SHORT PROBLEM:
Output every line below without omitting or altering anything.

>> Start SUPPLIED INFORMATION

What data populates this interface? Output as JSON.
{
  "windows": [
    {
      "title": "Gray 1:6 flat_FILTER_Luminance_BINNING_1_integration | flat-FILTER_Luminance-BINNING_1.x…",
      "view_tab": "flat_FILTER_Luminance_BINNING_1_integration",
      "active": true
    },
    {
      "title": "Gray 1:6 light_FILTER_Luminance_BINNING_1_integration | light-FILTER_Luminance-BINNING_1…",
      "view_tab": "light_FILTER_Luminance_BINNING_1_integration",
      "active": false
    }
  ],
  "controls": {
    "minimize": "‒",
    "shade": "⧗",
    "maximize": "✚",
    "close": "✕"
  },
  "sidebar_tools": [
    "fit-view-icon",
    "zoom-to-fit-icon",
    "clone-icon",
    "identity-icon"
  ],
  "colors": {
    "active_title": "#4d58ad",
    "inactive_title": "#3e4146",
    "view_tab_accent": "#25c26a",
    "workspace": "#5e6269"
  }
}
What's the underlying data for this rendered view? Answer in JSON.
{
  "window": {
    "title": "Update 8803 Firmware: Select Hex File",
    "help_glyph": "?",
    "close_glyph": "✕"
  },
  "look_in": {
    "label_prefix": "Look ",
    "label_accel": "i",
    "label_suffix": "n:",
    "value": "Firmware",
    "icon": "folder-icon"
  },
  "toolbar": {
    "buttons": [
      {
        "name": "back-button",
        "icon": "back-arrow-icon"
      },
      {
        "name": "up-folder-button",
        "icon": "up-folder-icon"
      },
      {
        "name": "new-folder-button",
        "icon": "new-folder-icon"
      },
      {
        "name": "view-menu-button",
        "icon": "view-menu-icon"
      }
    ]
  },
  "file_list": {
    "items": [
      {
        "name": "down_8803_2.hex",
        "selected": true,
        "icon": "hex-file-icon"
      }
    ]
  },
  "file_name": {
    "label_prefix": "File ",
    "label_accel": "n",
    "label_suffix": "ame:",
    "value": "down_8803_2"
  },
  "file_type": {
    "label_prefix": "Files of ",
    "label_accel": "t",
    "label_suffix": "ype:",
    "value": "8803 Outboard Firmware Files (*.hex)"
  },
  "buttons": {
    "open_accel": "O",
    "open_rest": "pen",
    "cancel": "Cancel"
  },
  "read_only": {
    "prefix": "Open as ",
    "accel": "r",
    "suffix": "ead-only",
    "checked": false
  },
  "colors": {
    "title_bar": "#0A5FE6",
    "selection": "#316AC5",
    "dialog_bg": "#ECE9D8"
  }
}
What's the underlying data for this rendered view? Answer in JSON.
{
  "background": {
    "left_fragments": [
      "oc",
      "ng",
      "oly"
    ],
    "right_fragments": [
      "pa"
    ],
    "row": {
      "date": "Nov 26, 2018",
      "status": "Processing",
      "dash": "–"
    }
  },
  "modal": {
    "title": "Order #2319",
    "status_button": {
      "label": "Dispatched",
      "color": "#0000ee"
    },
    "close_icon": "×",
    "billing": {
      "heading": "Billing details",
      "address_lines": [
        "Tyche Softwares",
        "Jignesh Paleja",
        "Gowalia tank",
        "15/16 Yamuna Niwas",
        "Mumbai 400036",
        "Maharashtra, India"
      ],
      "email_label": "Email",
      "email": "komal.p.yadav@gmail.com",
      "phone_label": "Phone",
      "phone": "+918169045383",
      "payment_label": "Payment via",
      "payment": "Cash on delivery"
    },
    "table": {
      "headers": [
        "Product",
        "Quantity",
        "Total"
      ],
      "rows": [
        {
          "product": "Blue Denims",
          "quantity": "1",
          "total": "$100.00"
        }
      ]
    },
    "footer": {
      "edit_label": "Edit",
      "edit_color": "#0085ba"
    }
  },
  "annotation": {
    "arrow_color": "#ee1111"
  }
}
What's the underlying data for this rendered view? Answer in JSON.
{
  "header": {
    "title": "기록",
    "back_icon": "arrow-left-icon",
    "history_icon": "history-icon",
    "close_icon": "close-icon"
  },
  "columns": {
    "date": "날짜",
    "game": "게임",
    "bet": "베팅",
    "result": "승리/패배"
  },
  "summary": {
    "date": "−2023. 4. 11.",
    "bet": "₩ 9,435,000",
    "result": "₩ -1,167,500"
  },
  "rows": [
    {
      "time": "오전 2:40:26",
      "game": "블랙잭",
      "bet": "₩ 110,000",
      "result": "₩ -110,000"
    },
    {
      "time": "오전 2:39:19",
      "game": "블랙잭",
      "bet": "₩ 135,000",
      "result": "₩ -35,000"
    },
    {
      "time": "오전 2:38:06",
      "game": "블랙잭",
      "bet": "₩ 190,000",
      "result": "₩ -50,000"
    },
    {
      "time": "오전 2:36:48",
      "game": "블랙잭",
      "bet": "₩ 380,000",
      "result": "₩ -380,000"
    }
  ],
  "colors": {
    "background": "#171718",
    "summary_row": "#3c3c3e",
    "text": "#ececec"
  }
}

>> End SUPPLIED INFORMATION

SOLUTION FOR THIS PROBLEM:
What data populates this interface? Output as JSON.
{
  "windows": [
    {
      "title": "Gray 1:6 flat_FILTER_Luminance_BINNING_1_integration | flat-FILTER_Luminance-BINNING_1.x…",
      "view_tab": "flat_FILTER_Luminance_BINNING_1_integration",
      "active": true
    },
    {
      "title": "Gray 1:6 light_FILTER_Luminance_BINNING_1_integration | light-FILTER_Luminance-BINNING_1…",
      "view_tab": "light_FILTER_Luminance_BINNING_1_integration",
      "active": false
    }
  ],
  "controls": {
    "minimize": "‒",
    "shade": "⧗",
    "maximize": "✚",
    "close": "✕"
  },
  "sidebar_tools": [
    "fit-view-icon",
    "zoom-to-fit-icon",
    "clone-icon",
    "identity-icon"
  ],
  "colors": {
    "active_title": "#4d58ad",
    "inactive_title": "#3e4146",
    "view_tab_accent": "#25c26a",
    "workspace": "#5e6269"
  }
}
What's the underlying data for this rendered view? Answer in JSON.
{
  "window": {
    "title": "Update 8803 Firmware: Select Hex File",
    "help_glyph": "?",
    "close_glyph": "✕"
  },
  "look_in": {
    "label_prefix": "Look ",
    "label_accel": "i",
    "label_suffix": "n:",
    "value": "Firmware",
    "icon": "folder-icon"
  },
  "toolbar": {
    "buttons": [
      {
        "name": "back-button",
        "icon": "back-arrow-icon"
      },
      {
        "name": "up-folder-button",
        "icon": "up-folder-icon"
      },
      {
        "name": "new-folder-button",
        "icon": "new-folder-icon"
      },
      {
        "name": "view-menu-button",
        "icon": "view-menu-icon"
      }
    ]
  },
  "file_list": {
    "items": [
      {
        "name": "down_8803_2.hex",
        "selected": true,
        "icon": "hex-file-icon"
      }
    ]
  },
  "file_name": {
    "label_prefix": "File ",
    "label_accel": "n",
    "label_suffix": "ame:",
    "value": "down_8803_2"
  },
  "file_type": {
    "label_prefix": "Files of ",
    "label_accel": "t",
    "label_suffix": "ype:",
    "value": "8803 Outboard Firmware Files (*.hex)"
  },
  "buttons": {
    "open_accel": "O",
    "open_rest": "pen",
    "cancel": "Cancel"
  },
  "read_only": {
    "prefix": "Open as ",
    "accel": "r",
    "suffix": "ead-only",
    "checked": false
  },
  "colors": {
    "title_bar": "#0A5FE6",
    "selection": "#316AC5",
    "dialog_bg": "#ECE9D8"
  }
}
What's the underlying data for this rendered view? Answer in JSON.
{
  "background": {
    "left_fragments": [
      "oc",
      "ng",
      "oly"
    ],
    "right_fragments": [
      "pa"
    ],
    "row": {
      "date": "Nov 26, 2018",
      "status": "Processing",
      "dash": "–"
    }
  },
  "modal": {
    "title": "Order #2319",
    "status_button": {
      "label": "Dispatched",
      "color": "#0000ee"
    },
    "close_icon": "×",
    "billing": {
      "heading": "Billing details",
      "address_lines": [
        "Tyche Softwares",
        "Jignesh Paleja",
        "Gowalia tank",
        "15/16 Yamuna Niwas",
        "Mumbai 400036",
        "Maharashtra, India"
      ],
      "email_label": "Email",
      "email": "komal.p.yadav@gmail.com",
      "phone_label": "Phone",
      "phone": "+918169045383",
      "payment_label": "Payment via",
      "payment": "Cash on delivery"
    },
    "table": {
      "headers": [
        "Product",
        "Quantity",
        "Total"
      ],
      "rows": [
        {
          "product": "Blue Denims",
          "quantity": "1",
          "total": "$100.00"
        }
      ]
    },
    "footer": {
      "edit_label": "Edit",
      "edit_color": "#0085ba"
    }
  },
  "annotation": {
    "arrow_color": "#ee1111"
  }
}
What's the underlying data for this rendered view? Answer in JSON.
{
  "header": {
    "title": "기록",
    "back_icon": "arrow-left-icon",
    "history_icon": "history-icon",
    "close_icon": "close-icon"
  },
  "columns": {
    "date": "날짜",
    "game": "게임",
    "bet": "베팅",
    "result": "승리/패배"
  },
  "summary": {
    "date": "−2023. 4. 11.",
    "bet": "₩ 9,435,000",
    "result": "₩ -1,167,500"
  },
  "rows": [
    {
      "time": "오전 2:40:26",
      "game": "블랙잭",
      "bet": "₩ 110,000",
      "result": "₩ -110,000"
    },
    {
      "time": "오전 2:39:19",
      "game": "블랙잭",
      "bet": "₩ 135,000",
      "result": "₩ -35,000"
    },
    {
      "time": "오전 2:38:06",
      "game": "블랙잭",
      "bet": "₩ 190,000",
      "result": "₩ -50,000"
    },
    {
      "time": "오전 2:36:48",
      "game": "블랙잭",
      "bet": "₩ 380,000",
      "result": "₩ -380,000"
    }
  ],
  "colors": {
    "background": "#171718",
    "summary_row": "#3c3c3e",
    "text": "#ececec"
  }
}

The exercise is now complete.